## DO THIS
For every line in the data below that contains "从能量消耗的角度看", copy the line.
-------------------------
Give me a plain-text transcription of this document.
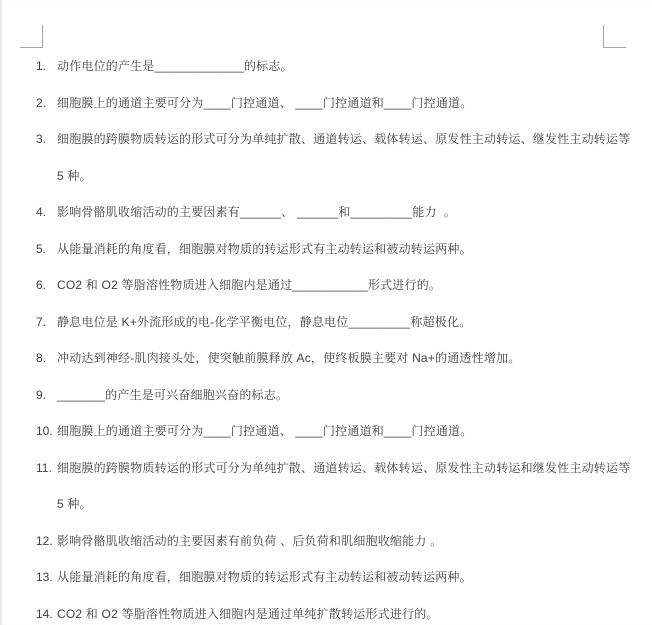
1. 动作电位的产生是_____________的标志。
2. 细胞膜上的通道主要可分为____门控通道、 ____门控通道和____门控通道。
3. 细胞膜的跨膜物质转运的形式可分为单纯扩散、通道转运、载体转运、原发性主动转运、继发性主动转运等
5 种。
4. 影响骨骼肌收缩活动的主要因素有______、 ______和_________能力  。
5. 从能量消耗的角度看，细胞膜对物质的转运形式有主动转运和被动转运两种。
6. CO2 和 O2 等脂溶性物质进入细胞内是通过___________形式进行的。
7. 静息电位是 K+外流形成的电-化学平衡电位，静息电位_________称超极化。
8. 冲动达到神经-肌肉接头处，使突触前膜释放 Ac，使终板膜主要对 Na+的通透性增加。
9. _______的产生是可兴奋细胞兴奋的标志。
10. 细胞膜上的通道主要可分为____门控通道、 ____门控通道和____门控通道。
11. 细胞膜的跨膜物质转运的形式可分为单纯扩散、通道转运、载体转运、原发性主动转运和继发性主动转运等
5 种。
12. 影响骨骼肌收缩活动的主要因素有前负荷 、后负荷和肌细胞收缩能力 。
13. 从能量消耗的角度看，细胞膜对物质的转运形式有主动转运和被动转运两种。
14. CO2 和 O2 等脂溶性物质进入细胞内是通过单纯扩散转运形式进行的。
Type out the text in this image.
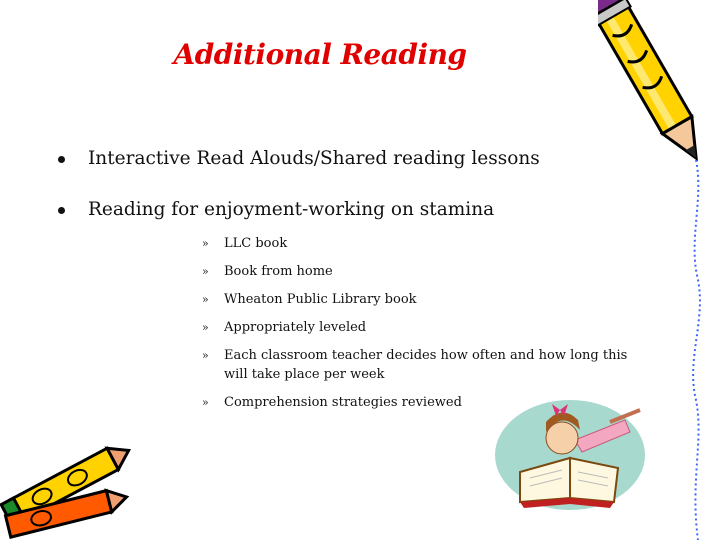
Additional Reading
Interactive Read Alouds/Shared reading lessons
Reading for enjoyment-working on stamina
» LLC book
» Book from home
» Wheaton Public Library book
» Appropriately leveled
» Each classroom teacher decides how often and how long this will take place per week
» Comprehension strategies reviewed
-------------------------
## RIGHT ANSWER
5. 从能量消耗的角度看，细胞膜对物质的转运形式有主动转运和被动转运两种。
13. 从能量消耗的角度看，细胞膜对物质的转运形式有主动转运和被动转运两种。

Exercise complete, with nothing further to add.